Problem details ▸ All of the data must be printed exactly; please include every line.

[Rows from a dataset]
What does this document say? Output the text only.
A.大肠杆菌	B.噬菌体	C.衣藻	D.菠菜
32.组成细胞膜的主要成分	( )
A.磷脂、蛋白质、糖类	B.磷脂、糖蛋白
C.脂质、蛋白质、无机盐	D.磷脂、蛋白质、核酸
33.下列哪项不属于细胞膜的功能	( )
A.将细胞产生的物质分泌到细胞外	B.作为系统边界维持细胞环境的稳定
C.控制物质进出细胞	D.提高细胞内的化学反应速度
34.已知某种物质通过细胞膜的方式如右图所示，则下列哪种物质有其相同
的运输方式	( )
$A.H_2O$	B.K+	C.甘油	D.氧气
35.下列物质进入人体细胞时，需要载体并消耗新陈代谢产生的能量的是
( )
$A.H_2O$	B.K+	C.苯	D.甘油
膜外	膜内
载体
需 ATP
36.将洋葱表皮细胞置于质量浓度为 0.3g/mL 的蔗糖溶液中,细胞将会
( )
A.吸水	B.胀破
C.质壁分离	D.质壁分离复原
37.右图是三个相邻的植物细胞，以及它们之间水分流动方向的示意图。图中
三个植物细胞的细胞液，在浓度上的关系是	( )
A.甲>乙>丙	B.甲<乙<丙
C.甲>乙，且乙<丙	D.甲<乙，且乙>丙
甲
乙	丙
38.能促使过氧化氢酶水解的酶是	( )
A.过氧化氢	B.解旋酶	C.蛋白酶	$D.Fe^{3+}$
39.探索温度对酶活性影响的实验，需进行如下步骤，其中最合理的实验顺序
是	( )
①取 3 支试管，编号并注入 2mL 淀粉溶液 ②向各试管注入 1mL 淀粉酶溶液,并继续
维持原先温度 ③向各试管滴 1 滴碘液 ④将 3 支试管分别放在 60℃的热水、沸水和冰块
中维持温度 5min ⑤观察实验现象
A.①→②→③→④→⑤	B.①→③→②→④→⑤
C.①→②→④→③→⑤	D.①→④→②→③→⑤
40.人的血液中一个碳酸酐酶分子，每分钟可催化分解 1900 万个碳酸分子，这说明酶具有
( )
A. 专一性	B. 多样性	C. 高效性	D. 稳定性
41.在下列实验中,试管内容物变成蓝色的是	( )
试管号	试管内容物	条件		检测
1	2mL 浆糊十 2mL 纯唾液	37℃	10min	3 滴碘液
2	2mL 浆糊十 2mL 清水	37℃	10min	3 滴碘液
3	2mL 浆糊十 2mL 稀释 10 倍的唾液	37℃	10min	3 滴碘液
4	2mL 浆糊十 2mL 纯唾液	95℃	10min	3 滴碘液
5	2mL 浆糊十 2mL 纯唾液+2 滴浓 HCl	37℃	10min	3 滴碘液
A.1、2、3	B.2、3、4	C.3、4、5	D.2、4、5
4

Exercise result ▸
What does this document say? Output the text only.
A.大肠杆菌	B.噬菌体	C.衣藻	D.菠菜
32.组成细胞膜的主要成分	( )
A.磷脂、蛋白质、糖类	B.磷脂、糖蛋白
C.脂质、蛋白质、无机盐	D.磷脂、蛋白质、核酸
33.下列哪项不属于细胞膜的功能	( )
A.将细胞产生的物质分泌到细胞外	B.作为系统边界维持细胞环境的稳定
C.控制物质进出细胞	D.提高细胞内的化学反应速度
34.已知某种物质通过细胞膜的方式如右图所示，则下列哪种物质有其相同
的运输方式	( )
$A.H_2O$	B.K+	C.甘油	D.氧气
35.下列物质进入人体细胞时，需要载体并消耗新陈代谢产生的能量的是
( )
$A.H_2O$	B.K+	C.苯	D.甘油
膜外	膜内
载体
需 ATP
36.将洋葱表皮细胞置于质量浓度为 0.3g/mL 的蔗糖溶液中,细胞将会
( )
A.吸水	B.胀破
C.质壁分离	D.质壁分离复原
37.右图是三个相邻的植物细胞，以及它们之间水分流动方向的示意图。图中
三个植物细胞的细胞液，在浓度上的关系是	( )
A.甲>乙>丙	B.甲<乙<丙
C.甲>乙，且乙<丙	D.甲<乙，且乙>丙
甲
乙	丙
38.能促使过氧化氢酶水解的酶是	( )
A.过氧化氢	B.解旋酶	C.蛋白酶	$D.Fe^{3+}$
39.探索温度对酶活性影响的实验，需进行如下步骤，其中最合理的实验顺序
是	( )
①取 3 支试管，编号并注入 2mL 淀粉溶液 ②向各试管注入 1mL 淀粉酶溶液,并继续
维持原先温度 ③向各试管滴 1 滴碘液 ④将 3 支试管分别放在 60℃的热水、沸水和冰块
中维持温度 5min ⑤观察实验现象
A.①→②→③→④→⑤	B.①→③→②→④→⑤
C.①→②→④→③→⑤	D.①→④→②→③→⑤
40.人的血液中一个碳酸酐酶分子，每分钟可催化分解 1900 万个碳酸分子，这说明酶具有
( )
A. 专一性	B. 多样性	C. 高效性	D. 稳定性
41.在下列实验中,试管内容物变成蓝色的是	( )
试管号	试管内容物	条件		检测
1	2mL 浆糊十 2mL 纯唾液	37℃	10min	3 滴碘液
2	2mL 浆糊十 2mL 清水	37℃	10min	3 滴碘液
3	2mL 浆糊十 2mL 稀释 10 倍的唾液	37℃	10min	3 滴碘液
4	2mL 浆糊十 2mL 纯唾液	95℃	10min	3 滴碘液
5	2mL 浆糊十 2mL 纯唾液+2 滴浓 HCl	37℃	10min	3 滴碘液
A.1、2、3	B.2、3、4	C.3、4、5	D.2、4、5
4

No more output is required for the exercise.